**GIVEN TASK**
The entries below need to be written out exactly, with no pictures included.

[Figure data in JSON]
_ _ _ _ _

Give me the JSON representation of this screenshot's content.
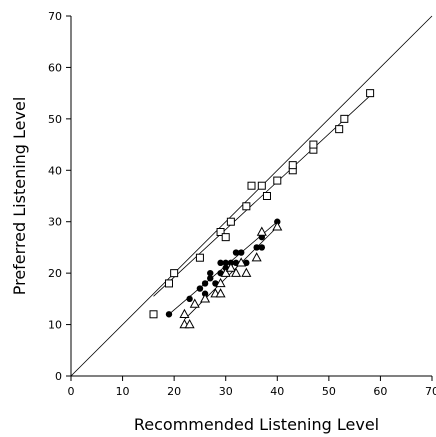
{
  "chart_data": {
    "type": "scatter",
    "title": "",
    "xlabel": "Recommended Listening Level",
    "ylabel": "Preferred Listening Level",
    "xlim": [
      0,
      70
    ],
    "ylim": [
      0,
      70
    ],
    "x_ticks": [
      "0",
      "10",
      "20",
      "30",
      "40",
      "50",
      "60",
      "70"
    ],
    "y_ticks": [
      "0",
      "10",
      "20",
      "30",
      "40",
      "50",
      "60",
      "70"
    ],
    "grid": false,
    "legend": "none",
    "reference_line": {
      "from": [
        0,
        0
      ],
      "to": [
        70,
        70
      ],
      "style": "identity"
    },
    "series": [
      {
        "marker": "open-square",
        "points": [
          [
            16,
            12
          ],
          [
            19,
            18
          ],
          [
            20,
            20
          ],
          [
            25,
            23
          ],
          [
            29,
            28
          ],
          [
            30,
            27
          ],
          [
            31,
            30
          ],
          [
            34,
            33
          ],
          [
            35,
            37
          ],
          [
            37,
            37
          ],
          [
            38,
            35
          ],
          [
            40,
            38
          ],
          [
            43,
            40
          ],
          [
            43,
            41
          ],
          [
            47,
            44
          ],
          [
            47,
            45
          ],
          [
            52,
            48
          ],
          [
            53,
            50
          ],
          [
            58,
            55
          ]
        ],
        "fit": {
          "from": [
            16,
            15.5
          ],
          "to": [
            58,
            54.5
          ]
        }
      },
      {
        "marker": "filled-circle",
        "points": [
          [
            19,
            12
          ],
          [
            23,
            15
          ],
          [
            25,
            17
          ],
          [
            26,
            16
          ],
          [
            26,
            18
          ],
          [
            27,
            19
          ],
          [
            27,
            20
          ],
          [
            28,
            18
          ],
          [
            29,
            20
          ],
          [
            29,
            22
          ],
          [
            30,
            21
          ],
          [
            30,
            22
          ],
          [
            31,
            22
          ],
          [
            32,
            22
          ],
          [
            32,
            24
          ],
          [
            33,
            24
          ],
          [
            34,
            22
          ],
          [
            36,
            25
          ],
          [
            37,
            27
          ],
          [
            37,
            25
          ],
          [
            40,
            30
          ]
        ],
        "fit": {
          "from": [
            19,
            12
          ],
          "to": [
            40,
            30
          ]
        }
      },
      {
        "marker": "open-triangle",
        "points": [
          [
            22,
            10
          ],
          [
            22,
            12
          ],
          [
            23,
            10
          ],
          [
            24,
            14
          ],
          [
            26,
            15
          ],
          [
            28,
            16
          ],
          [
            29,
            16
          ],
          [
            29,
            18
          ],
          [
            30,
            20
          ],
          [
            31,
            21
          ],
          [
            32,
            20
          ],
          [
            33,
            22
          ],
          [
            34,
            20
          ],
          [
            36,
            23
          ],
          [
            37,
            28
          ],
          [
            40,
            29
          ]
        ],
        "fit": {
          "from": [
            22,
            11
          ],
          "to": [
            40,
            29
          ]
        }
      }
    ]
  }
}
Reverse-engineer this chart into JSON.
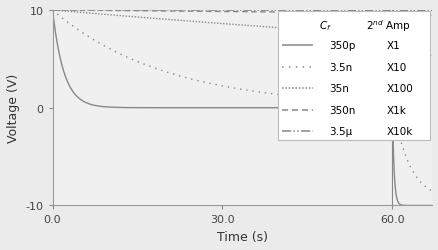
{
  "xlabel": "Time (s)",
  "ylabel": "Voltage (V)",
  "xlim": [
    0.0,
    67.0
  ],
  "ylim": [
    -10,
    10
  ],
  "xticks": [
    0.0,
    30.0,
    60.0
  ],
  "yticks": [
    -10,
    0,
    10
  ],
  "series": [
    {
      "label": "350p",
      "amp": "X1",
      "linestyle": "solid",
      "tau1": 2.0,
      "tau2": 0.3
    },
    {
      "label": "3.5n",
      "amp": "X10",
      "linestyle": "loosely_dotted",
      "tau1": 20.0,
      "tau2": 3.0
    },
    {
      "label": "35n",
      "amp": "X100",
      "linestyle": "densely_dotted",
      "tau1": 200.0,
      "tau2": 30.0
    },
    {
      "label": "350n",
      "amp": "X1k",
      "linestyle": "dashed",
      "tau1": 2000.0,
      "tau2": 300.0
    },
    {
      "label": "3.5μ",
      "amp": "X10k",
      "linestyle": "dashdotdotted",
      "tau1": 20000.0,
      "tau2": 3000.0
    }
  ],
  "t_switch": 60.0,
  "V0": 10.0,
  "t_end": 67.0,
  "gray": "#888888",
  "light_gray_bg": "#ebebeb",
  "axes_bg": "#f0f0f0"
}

_ _ _ _ _

**WRITTEN RESPONSE**
Give me the JSON representation of this screenshot's content.
{
  "chart_data": {
    "type": "scatter",
    "title": "",
    "xlabel": "Recommended Listening Level",
    "ylabel": "Preferred Listening Level",
    "xlim": [
      0,
      70
    ],
    "ylim": [
      0,
      70
    ],
    "x_ticks": [
      "0",
      "10",
      "20",
      "30",
      "40",
      "50",
      "60",
      "70"
    ],
    "y_ticks": [
      "0",
      "10",
      "20",
      "30",
      "40",
      "50",
      "60",
      "70"
    ],
    "grid": false,
    "legend": "none",
    "reference_line": {
      "from": [
        0,
        0
      ],
      "to": [
        70,
        70
      ],
      "style": "identity"
    },
    "series": [
      {
        "marker": "open-square",
        "points": [
          [
            16,
            12
          ],
          [
            19,
            18
          ],
          [
            20,
            20
          ],
          [
            25,
            23
          ],
          [
            29,
            28
          ],
          [
            30,
            27
          ],
          [
            31,
            30
          ],
          [
            34,
            33
          ],
          [
            35,
            37
          ],
          [
            37,
            37
          ],
          [
            38,
            35
          ],
          [
            40,
            38
          ],
          [
            43,
            40
          ],
          [
            43,
            41
          ],
          [
            47,
            44
          ],
          [
            47,
            45
          ],
          [
            52,
            48
          ],
          [
            53,
            50
          ],
          [
            58,
            55
          ]
        ],
        "fit": {
          "from": [
            16,
            15.5
          ],
          "to": [
            58,
            54.5
          ]
        }
      },
      {
        "marker": "filled-circle",
        "points": [
          [
            19,
            12
          ],
          [
            23,
            15
          ],
          [
            25,
            17
          ],
          [
            26,
            16
          ],
          [
            26,
            18
          ],
          [
            27,
            19
          ],
          [
            27,
            20
          ],
          [
            28,
            18
          ],
          [
            29,
            20
          ],
          [
            29,
            22
          ],
          [
            30,
            21
          ],
          [
            30,
            22
          ],
          [
            31,
            22
          ],
          [
            32,
            22
          ],
          [
            32,
            24
          ],
          [
            33,
            24
          ],
          [
            34,
            22
          ],
          [
            36,
            25
          ],
          [
            37,
            27
          ],
          [
            37,
            25
          ],
          [
            40,
            30
          ]
        ],
        "fit": {
          "from": [
            19,
            12
          ],
          "to": [
            40,
            30
          ]
        }
      },
      {
        "marker": "open-triangle",
        "points": [
          [
            22,
            10
          ],
          [
            22,
            12
          ],
          [
            23,
            10
          ],
          [
            24,
            14
          ],
          [
            26,
            15
          ],
          [
            28,
            16
          ],
          [
            29,
            16
          ],
          [
            29,
            18
          ],
          [
            30,
            20
          ],
          [
            31,
            21
          ],
          [
            32,
            20
          ],
          [
            33,
            22
          ],
          [
            34,
            20
          ],
          [
            36,
            23
          ],
          [
            37,
            28
          ],
          [
            40,
            29
          ]
        ],
        "fit": {
          "from": [
            22,
            11
          ],
          "to": [
            40,
            29
          ]
        }
      }
    ]
  }
}
Reverse-engineer this chart into JSON.
{
  "xlabel": "Time (s)",
  "ylabel": "Voltage (V)",
  "xlim": [
    0.0,
    67.0
  ],
  "ylim": [
    -10,
    10
  ],
  "xticks": [
    0.0,
    30.0,
    60.0
  ],
  "yticks": [
    -10,
    0,
    10
  ],
  "series": [
    {
      "label": "350p",
      "amp": "X1",
      "linestyle": "solid",
      "tau1": 2.0,
      "tau2": 0.3
    },
    {
      "label": "3.5n",
      "amp": "X10",
      "linestyle": "loosely_dotted",
      "tau1": 20.0,
      "tau2": 3.0
    },
    {
      "label": "35n",
      "amp": "X100",
      "linestyle": "densely_dotted",
      "tau1": 200.0,
      "tau2": 30.0
    },
    {
      "label": "350n",
      "amp": "X1k",
      "linestyle": "dashed",
      "tau1": 2000.0,
      "tau2": 300.0
    },
    {
      "label": "3.5μ",
      "amp": "X10k",
      "linestyle": "dashdotdotted",
      "tau1": 20000.0,
      "tau2": 3000.0
    }
  ],
  "t_switch": 60.0,
  "V0": 10.0,
  "t_end": 67.0,
  "gray": "#888888",
  "light_gray_bg": "#ebebeb",
  "axes_bg": "#f0f0f0"
}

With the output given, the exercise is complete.